◆ What to work on:
In the material below, find how many lines contain the string "九二会谈". Write only that number.
-------- Records provided --------
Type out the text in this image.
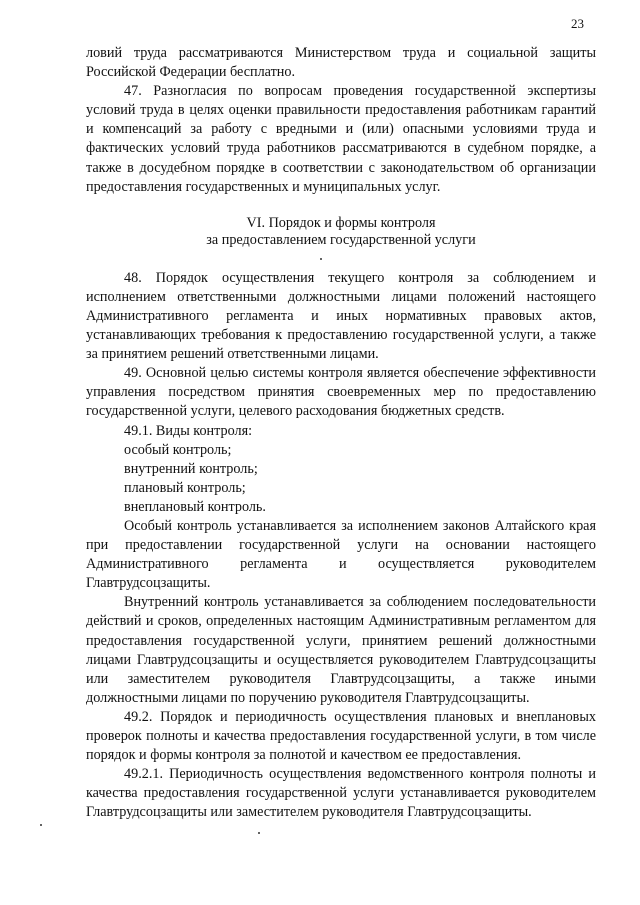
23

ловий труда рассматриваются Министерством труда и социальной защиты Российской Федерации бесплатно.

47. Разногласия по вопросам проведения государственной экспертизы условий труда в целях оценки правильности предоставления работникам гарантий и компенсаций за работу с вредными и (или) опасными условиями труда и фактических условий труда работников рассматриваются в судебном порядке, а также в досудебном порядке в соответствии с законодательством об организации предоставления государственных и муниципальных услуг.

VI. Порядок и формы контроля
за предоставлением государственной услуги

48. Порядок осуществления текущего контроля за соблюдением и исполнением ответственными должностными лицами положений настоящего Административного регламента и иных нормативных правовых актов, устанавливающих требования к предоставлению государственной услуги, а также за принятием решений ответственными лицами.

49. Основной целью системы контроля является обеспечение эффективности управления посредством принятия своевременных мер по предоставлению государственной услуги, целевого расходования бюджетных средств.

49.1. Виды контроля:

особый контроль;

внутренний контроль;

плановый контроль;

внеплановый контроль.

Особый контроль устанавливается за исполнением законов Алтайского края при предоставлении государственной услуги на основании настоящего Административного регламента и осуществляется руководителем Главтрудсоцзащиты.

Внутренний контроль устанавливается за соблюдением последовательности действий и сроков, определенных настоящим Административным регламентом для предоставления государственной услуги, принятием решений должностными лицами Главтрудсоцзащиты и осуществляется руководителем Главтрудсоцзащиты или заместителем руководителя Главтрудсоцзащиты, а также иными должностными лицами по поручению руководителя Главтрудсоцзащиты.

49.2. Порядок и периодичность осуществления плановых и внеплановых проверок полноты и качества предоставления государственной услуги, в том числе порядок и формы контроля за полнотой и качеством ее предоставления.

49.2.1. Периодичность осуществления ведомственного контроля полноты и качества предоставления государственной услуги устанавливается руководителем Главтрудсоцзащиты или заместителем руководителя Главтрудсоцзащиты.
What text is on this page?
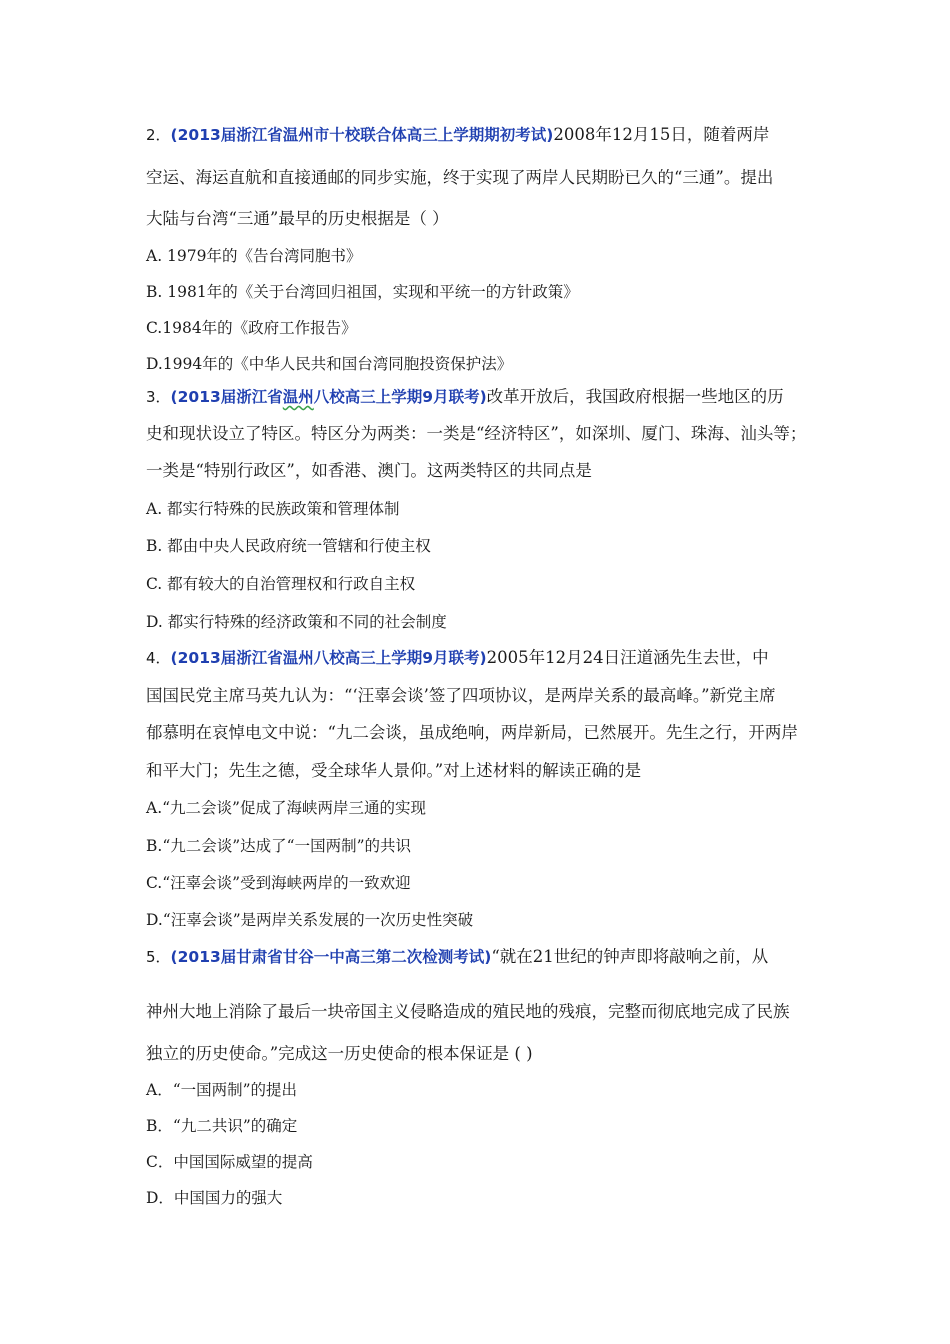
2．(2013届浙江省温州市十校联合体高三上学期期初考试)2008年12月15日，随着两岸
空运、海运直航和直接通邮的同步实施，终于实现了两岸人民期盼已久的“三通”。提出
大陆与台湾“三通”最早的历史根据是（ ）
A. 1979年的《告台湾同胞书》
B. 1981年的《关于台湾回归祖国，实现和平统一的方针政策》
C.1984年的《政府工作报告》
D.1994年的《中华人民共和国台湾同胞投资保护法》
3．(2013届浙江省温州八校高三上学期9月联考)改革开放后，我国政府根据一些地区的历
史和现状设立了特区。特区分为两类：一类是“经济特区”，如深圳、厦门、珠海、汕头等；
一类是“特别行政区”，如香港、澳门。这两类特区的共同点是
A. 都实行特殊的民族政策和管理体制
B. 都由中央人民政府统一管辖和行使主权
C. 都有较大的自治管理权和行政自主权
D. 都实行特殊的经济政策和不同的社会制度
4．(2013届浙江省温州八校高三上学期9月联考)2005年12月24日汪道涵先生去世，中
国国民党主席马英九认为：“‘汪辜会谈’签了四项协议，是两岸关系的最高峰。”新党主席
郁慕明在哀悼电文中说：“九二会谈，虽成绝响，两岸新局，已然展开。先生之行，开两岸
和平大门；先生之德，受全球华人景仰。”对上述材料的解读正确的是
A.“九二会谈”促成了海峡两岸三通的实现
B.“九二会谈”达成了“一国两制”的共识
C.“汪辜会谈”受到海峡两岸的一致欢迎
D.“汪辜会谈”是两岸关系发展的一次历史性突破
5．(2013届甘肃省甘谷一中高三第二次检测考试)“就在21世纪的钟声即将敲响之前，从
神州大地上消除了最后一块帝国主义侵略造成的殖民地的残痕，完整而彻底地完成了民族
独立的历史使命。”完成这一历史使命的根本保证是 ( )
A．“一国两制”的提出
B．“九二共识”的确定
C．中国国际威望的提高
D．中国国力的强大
--------
◆ Solution to this problem:
3